* Goal of the exercise: Extract all of the entries and give them again, word for word.

[start of Recorded data]

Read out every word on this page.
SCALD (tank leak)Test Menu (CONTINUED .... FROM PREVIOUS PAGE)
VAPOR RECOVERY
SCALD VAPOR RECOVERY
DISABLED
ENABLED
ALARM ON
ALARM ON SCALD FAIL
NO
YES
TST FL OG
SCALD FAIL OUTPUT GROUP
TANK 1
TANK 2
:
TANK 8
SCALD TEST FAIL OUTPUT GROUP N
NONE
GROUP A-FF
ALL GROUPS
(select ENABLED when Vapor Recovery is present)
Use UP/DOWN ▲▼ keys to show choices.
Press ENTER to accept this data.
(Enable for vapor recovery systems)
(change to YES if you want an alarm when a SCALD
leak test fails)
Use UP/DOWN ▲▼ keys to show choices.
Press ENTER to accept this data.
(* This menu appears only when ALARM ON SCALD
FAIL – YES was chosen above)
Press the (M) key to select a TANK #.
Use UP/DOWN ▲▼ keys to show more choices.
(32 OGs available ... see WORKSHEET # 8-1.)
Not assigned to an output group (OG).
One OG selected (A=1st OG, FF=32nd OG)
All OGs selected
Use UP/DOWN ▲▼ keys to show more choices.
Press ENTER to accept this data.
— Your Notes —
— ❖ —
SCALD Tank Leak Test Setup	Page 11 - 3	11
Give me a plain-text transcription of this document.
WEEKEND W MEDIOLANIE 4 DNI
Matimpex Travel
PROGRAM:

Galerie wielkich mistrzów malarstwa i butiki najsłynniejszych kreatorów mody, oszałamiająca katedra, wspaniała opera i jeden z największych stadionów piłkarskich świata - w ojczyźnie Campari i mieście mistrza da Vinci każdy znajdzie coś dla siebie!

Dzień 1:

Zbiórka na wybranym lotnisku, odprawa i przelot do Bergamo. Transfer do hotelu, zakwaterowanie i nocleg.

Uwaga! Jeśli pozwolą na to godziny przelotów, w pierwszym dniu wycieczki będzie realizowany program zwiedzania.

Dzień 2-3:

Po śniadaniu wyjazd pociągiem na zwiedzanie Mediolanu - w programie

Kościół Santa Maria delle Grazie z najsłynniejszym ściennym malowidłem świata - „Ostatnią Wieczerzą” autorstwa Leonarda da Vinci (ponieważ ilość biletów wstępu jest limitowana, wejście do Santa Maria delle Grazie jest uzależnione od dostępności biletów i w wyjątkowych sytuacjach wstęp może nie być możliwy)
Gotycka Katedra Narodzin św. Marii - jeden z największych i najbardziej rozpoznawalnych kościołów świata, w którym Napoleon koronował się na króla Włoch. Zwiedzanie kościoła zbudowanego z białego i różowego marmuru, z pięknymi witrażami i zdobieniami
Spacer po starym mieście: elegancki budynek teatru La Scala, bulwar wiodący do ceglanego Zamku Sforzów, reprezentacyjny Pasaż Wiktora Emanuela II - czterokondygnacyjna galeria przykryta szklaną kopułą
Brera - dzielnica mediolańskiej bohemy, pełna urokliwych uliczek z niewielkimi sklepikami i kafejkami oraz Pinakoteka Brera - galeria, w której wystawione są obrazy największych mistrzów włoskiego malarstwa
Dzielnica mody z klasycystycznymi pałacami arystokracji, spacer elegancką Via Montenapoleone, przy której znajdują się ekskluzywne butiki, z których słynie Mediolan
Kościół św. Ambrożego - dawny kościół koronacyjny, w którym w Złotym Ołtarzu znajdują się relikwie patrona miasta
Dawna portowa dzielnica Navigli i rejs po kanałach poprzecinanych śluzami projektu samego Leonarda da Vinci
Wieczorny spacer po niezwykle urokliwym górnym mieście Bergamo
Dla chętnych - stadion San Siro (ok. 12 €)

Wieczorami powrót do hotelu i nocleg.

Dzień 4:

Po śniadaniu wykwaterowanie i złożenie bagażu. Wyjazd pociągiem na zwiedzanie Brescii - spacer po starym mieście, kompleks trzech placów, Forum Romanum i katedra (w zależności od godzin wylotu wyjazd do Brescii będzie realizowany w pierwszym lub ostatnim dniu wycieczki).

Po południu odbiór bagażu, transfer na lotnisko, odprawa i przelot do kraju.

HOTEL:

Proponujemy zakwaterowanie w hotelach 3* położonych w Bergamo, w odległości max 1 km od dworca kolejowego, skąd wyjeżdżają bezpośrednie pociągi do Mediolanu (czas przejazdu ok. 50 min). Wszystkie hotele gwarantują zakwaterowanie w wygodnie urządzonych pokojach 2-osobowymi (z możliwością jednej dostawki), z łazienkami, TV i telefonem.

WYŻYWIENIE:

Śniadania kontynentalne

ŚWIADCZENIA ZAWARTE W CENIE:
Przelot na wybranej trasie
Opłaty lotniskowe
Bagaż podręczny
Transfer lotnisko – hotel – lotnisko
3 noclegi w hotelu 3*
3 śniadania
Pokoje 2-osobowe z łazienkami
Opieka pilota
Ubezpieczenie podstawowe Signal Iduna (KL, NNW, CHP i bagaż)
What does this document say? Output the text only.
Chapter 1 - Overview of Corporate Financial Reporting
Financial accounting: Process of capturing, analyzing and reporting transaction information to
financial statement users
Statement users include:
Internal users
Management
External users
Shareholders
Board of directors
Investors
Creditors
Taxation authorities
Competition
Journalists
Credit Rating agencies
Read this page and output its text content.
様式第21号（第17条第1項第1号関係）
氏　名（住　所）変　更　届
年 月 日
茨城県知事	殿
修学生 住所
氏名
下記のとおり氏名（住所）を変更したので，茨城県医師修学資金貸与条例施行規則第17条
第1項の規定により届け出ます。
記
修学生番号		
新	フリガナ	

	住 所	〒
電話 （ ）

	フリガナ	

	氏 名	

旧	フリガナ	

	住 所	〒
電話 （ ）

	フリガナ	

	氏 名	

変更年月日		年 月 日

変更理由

[end of Recorded data]

* Exercise answer:
Read out every word on this page.
SCALD (tank leak)Test Menu (CONTINUED .... FROM PREVIOUS PAGE)
VAPOR RECOVERY
SCALD VAPOR RECOVERY
DISABLED
ENABLED
ALARM ON
ALARM ON SCALD FAIL
NO
YES
TST FL OG
SCALD FAIL OUTPUT GROUP
TANK 1
TANK 2
:
TANK 8
SCALD TEST FAIL OUTPUT GROUP N
NONE
GROUP A-FF
ALL GROUPS
(select ENABLED when Vapor Recovery is present)
Use UP/DOWN ▲▼ keys to show choices.
Press ENTER to accept this data.
(Enable for vapor recovery systems)
(change to YES if you want an alarm when a SCALD
leak test fails)
Use UP/DOWN ▲▼ keys to show choices.
Press ENTER to accept this data.
(* This menu appears only when ALARM ON SCALD
FAIL – YES was chosen above)
Press the (M) key to select a TANK #.
Use UP/DOWN ▲▼ keys to show more choices.
(32 OGs available ... see WORKSHEET # 8-1.)
Not assigned to an output group (OG).
One OG selected (A=1st OG, FF=32nd OG)
All OGs selected
Use UP/DOWN ▲▼ keys to show more choices.
Press ENTER to accept this data.
— Your Notes —
— ❖ —
SCALD Tank Leak Test Setup	Page 11 - 3	11
Give me a plain-text transcription of this document.
WEEKEND W MEDIOLANIE 4 DNI
Matimpex Travel
PROGRAM:

Galerie wielkich mistrzów malarstwa i butiki najsłynniejszych kreatorów mody, oszałamiająca katedra, wspaniała opera i jeden z największych stadionów piłkarskich świata - w ojczyźnie Campari i mieście mistrza da Vinci każdy znajdzie coś dla siebie!

Dzień 1:

Zbiórka na wybranym lotnisku, odprawa i przelot do Bergamo. Transfer do hotelu, zakwaterowanie i nocleg.

Uwaga! Jeśli pozwolą na to godziny przelotów, w pierwszym dniu wycieczki będzie realizowany program zwiedzania.

Dzień 2-3:

Po śniadaniu wyjazd pociągiem na zwiedzanie Mediolanu - w programie

Kościół Santa Maria delle Grazie z najsłynniejszym ściennym malowidłem świata - „Ostatnią Wieczerzą” autorstwa Leonarda da Vinci (ponieważ ilość biletów wstępu jest limitowana, wejście do Santa Maria delle Grazie jest uzależnione od dostępności biletów i w wyjątkowych sytuacjach wstęp może nie być możliwy)
Gotycka Katedra Narodzin św. Marii - jeden z największych i najbardziej rozpoznawalnych kościołów świata, w którym Napoleon koronował się na króla Włoch. Zwiedzanie kościoła zbudowanego z białego i różowego marmuru, z pięknymi witrażami i zdobieniami
Spacer po starym mieście: elegancki budynek teatru La Scala, bulwar wiodący do ceglanego Zamku Sforzów, reprezentacyjny Pasaż Wiktora Emanuela II - czterokondygnacyjna galeria przykryta szklaną kopułą
Brera - dzielnica mediolańskiej bohemy, pełna urokliwych uliczek z niewielkimi sklepikami i kafejkami oraz Pinakoteka Brera - galeria, w której wystawione są obrazy największych mistrzów włoskiego malarstwa
Dzielnica mody z klasycystycznymi pałacami arystokracji, spacer elegancką Via Montenapoleone, przy której znajdują się ekskluzywne butiki, z których słynie Mediolan
Kościół św. Ambrożego - dawny kościół koronacyjny, w którym w Złotym Ołtarzu znajdują się relikwie patrona miasta
Dawna portowa dzielnica Navigli i rejs po kanałach poprzecinanych śluzami projektu samego Leonarda da Vinci
Wieczorny spacer po niezwykle urokliwym górnym mieście Bergamo
Dla chętnych - stadion San Siro (ok. 12 €)

Wieczorami powrót do hotelu i nocleg.

Dzień 4:

Po śniadaniu wykwaterowanie i złożenie bagażu. Wyjazd pociągiem na zwiedzanie Brescii - spacer po starym mieście, kompleks trzech placów, Forum Romanum i katedra (w zależności od godzin wylotu wyjazd do Brescii będzie realizowany w pierwszym lub ostatnim dniu wycieczki).

Po południu odbiór bagażu, transfer na lotnisko, odprawa i przelot do kraju.

HOTEL:

Proponujemy zakwaterowanie w hotelach 3* położonych w Bergamo, w odległości max 1 km od dworca kolejowego, skąd wyjeżdżają bezpośrednie pociągi do Mediolanu (czas przejazdu ok. 50 min). Wszystkie hotele gwarantują zakwaterowanie w wygodnie urządzonych pokojach 2-osobowymi (z możliwością jednej dostawki), z łazienkami, TV i telefonem.

WYŻYWIENIE:

Śniadania kontynentalne

ŚWIADCZENIA ZAWARTE W CENIE:
Przelot na wybranej trasie
Opłaty lotniskowe
Bagaż podręczny
Transfer lotnisko – hotel – lotnisko
3 noclegi w hotelu 3*
3 śniadania
Pokoje 2-osobowe z łazienkami
Opieka pilota
Ubezpieczenie podstawowe Signal Iduna (KL, NNW, CHP i bagaż)
What does this document say? Output the text only.
Chapter 1 - Overview of Corporate Financial Reporting
Financial accounting: Process of capturing, analyzing and reporting transaction information to
financial statement users
Statement users include:
Internal users
Management
External users
Shareholders
Board of directors
Investors
Creditors
Taxation authorities
Competition
Journalists
Credit Rating agencies
Read this page and output its text content.
様式第21号（第17条第1項第1号関係）
氏　名（住　所）変　更　届
年 月 日
茨城県知事	殿
修学生 住所
氏名
下記のとおり氏名（住所）を変更したので，茨城県医師修学資金貸与条例施行規則第17条
第1項の規定により届け出ます。
記
修学生番号		
新	フリガナ	

	住 所	〒
電話 （ ）

	フリガナ	

	氏 名	

旧	フリガナ	

	住 所	〒
電話 （ ）

	フリガナ	

	氏 名	

変更年月日		年 月 日

変更理由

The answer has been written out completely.